# START OF INPUT DATA
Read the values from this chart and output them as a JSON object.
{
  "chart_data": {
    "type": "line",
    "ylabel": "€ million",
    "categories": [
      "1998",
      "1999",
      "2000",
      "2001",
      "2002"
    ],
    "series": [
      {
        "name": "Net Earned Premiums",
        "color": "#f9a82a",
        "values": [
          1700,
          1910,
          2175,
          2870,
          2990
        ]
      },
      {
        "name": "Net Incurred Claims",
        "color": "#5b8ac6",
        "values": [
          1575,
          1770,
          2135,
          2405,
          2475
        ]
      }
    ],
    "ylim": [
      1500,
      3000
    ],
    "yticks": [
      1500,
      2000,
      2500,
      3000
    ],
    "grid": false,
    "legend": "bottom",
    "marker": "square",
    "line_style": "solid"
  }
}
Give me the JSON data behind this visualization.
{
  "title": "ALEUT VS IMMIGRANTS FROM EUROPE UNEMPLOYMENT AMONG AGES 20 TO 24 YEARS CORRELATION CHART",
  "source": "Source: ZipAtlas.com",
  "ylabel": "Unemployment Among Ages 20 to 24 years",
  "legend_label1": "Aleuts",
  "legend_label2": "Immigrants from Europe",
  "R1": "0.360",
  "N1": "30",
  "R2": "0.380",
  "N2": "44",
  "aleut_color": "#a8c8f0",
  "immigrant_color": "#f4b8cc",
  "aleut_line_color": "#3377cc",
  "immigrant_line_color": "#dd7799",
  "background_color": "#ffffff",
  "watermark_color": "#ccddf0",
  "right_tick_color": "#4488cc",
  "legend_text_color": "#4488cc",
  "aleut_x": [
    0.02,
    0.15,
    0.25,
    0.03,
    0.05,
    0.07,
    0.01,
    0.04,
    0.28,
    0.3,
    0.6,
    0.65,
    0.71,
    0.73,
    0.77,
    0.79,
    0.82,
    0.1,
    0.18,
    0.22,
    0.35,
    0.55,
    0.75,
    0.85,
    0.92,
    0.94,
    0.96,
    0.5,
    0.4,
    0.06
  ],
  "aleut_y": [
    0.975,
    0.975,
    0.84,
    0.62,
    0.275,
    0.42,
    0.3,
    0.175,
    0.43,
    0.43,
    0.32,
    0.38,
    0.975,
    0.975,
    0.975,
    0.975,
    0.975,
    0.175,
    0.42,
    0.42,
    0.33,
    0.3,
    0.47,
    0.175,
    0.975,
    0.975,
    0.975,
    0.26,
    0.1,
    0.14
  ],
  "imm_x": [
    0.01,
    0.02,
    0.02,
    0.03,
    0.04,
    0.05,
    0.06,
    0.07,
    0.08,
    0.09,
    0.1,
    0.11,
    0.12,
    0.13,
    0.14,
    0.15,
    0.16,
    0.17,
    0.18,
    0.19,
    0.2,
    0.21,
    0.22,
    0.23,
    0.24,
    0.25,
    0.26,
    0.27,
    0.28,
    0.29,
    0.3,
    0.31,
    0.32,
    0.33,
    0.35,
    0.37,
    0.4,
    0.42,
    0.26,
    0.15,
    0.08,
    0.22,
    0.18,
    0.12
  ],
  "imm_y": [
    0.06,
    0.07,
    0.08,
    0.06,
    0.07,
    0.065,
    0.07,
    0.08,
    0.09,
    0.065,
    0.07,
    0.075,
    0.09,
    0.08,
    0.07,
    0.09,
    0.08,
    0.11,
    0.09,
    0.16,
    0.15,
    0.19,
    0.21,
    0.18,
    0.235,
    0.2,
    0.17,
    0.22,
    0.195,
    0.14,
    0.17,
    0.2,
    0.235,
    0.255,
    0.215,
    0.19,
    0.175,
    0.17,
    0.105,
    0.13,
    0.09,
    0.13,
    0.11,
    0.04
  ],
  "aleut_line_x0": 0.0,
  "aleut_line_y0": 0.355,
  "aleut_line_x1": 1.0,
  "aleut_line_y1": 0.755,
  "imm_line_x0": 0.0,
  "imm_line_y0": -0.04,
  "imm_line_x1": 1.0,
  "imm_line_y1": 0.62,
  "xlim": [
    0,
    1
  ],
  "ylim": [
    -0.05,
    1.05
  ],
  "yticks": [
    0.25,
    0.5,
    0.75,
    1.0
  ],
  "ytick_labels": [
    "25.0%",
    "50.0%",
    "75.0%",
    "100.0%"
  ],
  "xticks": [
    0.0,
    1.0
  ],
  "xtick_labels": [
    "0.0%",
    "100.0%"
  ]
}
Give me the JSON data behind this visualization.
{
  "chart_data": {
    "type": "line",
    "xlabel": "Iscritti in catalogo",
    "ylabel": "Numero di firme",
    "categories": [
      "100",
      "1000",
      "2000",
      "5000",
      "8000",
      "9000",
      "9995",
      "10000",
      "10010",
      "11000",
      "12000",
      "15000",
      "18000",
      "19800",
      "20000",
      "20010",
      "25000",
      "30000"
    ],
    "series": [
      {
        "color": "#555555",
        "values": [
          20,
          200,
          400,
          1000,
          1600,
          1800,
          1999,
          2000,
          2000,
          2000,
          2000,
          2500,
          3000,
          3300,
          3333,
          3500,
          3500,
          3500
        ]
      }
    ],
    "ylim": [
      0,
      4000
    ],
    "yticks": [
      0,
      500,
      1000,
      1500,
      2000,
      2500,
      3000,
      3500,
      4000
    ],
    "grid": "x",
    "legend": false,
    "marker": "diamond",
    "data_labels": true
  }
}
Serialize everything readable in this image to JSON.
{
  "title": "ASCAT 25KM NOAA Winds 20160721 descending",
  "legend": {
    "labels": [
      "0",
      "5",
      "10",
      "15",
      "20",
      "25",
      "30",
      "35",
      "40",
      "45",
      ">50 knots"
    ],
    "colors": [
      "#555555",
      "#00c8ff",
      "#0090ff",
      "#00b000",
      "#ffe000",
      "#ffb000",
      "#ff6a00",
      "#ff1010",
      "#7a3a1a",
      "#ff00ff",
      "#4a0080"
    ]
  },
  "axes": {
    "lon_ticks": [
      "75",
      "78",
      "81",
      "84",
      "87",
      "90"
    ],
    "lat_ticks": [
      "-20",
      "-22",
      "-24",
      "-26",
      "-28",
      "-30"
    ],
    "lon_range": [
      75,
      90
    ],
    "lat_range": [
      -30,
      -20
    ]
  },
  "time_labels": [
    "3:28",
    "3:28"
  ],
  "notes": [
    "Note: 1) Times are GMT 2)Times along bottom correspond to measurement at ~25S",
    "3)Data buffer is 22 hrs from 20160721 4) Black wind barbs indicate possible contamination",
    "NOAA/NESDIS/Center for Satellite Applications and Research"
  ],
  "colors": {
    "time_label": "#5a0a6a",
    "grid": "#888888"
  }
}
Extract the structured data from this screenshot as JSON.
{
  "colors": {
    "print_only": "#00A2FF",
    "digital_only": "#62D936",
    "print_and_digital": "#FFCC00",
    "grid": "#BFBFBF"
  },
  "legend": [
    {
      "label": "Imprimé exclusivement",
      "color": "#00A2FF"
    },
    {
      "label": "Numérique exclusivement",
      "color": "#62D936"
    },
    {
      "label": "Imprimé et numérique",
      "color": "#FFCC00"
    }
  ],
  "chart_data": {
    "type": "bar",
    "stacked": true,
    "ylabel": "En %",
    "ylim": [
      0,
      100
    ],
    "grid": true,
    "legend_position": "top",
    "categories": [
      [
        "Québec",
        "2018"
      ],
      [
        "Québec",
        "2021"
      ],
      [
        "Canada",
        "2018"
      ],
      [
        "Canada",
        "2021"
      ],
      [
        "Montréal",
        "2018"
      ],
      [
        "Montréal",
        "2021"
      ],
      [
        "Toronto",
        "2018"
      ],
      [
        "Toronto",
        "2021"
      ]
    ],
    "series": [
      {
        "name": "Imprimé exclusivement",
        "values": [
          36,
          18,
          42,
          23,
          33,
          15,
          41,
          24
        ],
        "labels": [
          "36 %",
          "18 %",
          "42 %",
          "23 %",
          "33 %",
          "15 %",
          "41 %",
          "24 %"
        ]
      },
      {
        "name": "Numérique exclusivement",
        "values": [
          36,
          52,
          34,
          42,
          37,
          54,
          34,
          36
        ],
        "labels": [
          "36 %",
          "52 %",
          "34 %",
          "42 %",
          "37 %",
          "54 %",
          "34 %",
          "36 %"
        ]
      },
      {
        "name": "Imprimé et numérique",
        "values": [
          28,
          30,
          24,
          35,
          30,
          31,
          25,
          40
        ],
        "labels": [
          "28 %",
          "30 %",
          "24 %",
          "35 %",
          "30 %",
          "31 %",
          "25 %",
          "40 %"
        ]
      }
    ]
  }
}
# END OF INPUT DATA
→ **EXERCISE PROMPT**:
Copy out each line of the data containing the string "title".

→ **EXERCISE ANSWER**:
  "title": "ALEUT VS IMMIGRANTS FROM EUROPE UNEMPLOYMENT AMONG AGES 20 TO 24 YEARS CORRELATION CHART",
  "title": "ASCAT 25KM NOAA Winds 20160721 descending",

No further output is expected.